### Exercise:
The lines to copy from the listing below are those that contain the string "bien".

### Supplied data:
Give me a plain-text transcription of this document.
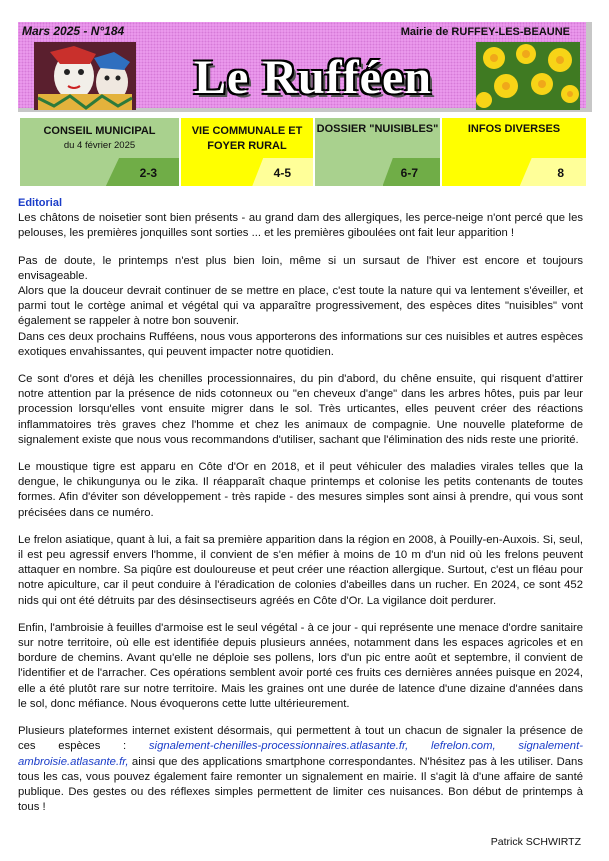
Mars 2025 - N°184	Mairie de RUFFEY-LES-BEAUNE
Le Rufféen
CONSEIL MUNICIPAL
du 4 février 2025
2-3
VIE COMMUNALE ET FOYER RURAL
4-5
DOSSIER "NUISIBLES"
6-7
INFOS DIVERSES
8
Editorial

Les châtons de noisetier sont bien présents - au grand dam des allergiques, les perce-neige n'ont percé que les pelouses, les premières jonquilles sont sorties ... et les premières giboulées ont fait leur apparition !

Pas de doute, le printemps n'est plus bien loin, même si un sursaut de l'hiver est encore et toujours envisageable.

Alors que la douceur devrait continuer de se mettre en place, c'est toute la nature qui va lentement s'éveiller, et parmi tout le cortège animal et végétal qui va apparaître progressivement, des espèces dites "nuisibles" vont également se rappeler à notre bon souvenir.

Dans ces deux prochains Rufféens, nous vous apporterons des informations sur ces nuisibles et autres espèces exotiques envahissantes, qui peuvent impacter notre quotidien.

Ce sont d'ores et déjà les chenilles processionnaires, du pin d'abord, du chêne ensuite, qui risquent d'attirer notre attention par la présence de nids cotonneux ou "en cheveux d'ange" dans les arbres hôtes, puis par leur procession lorsqu'elles vont ensuite migrer dans le sol. Très urticantes, elles peuvent créer des réactions inflammatoires très graves chez l'homme et chez les animaux de compagnie. Une nouvelle plateforme de signalement existe que nous vous recommandons d'utiliser, sachant que l'élimination des nids reste une priorité.

Le moustique tigre est apparu en Côte d'Or en 2018, et il peut véhiculer des maladies virales telles que la dengue, le chikungunya ou le zika. Il réapparaît chaque printemps et colonise les petits contenants de toutes formes. Afin d'éviter son développement - très rapide - des mesures simples sont ainsi à prendre, qui vous sont précisées dans ce numéro.

Le frelon asiatique, quant à lui, a fait sa première apparition dans la région en 2008, à Pouilly-en-Auxois. Si, seul, il est peu agressif envers l'homme, il convient de s'en méfier à moins de 10 m d'un nid où les frelons peuvent attaquer en nombre. Sa piqûre est douloureuse et peut créer une réaction allergique. Surtout, c'est un fléau pour notre apiculture, car il peut conduire à l'éradication de colonies d'abeilles dans un rucher. En 2024, ce sont 452 nids qui ont été détruits par des désinsectiseurs agréés en Côte d'Or. La vigilance doit perdurer.

Enfin, l'ambroisie à feuilles d'armoise est le seul végétal - à ce jour - qui représente une menace d'ordre sanitaire sur notre territoire, où elle est identifiée depuis plusieurs années, notamment dans les espaces agricoles et en bordure de chemins. Avant qu'elle ne déploie ses pollens, lors d'un pic entre août et septembre, il convient de l'identifier et de l'arracher. Ces opérations semblent avoir porté ces fruits ces dernières années puisque en 2024, elle a été plutôt rare sur notre territoire. Mais les graines ont une durée de latence d'une dizaine d'années dans le sol, donc méfiance. Nous évoquerons cette lutte ultérieurement.

Plusieurs plateformes internet existent désormais, qui permettent à tout un chacun de signaler la présence de ces espèces : signalement-chenilles-processionnaires.atlasante.fr, lefrelon.com, signalement-ambroisie.atlasante.fr, ainsi que des applications smartphone correspondantes. N'hésitez pas à les utiliser. Dans tous les cas, vous pouvez également faire remonter un signalement en mairie. Il s'agit là d'une affaire de santé publique. Des gestes ou des réflexes simples permettent de limiter ces nuisances. Bon début de printemps à tous !

Patrick SCHWIRTZ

### Finished exercise:
Les châtons de noisetier sont bien présents - au grand dam des allergiques, les perce-neige n'ont percé que les pelouses, les premières jonquilles sont sorties ... et les premières giboulées ont fait leur apparition !
Pas de doute, le printemps n'est plus bien loin, même si un sursaut de l'hiver est encore et toujours envisageable.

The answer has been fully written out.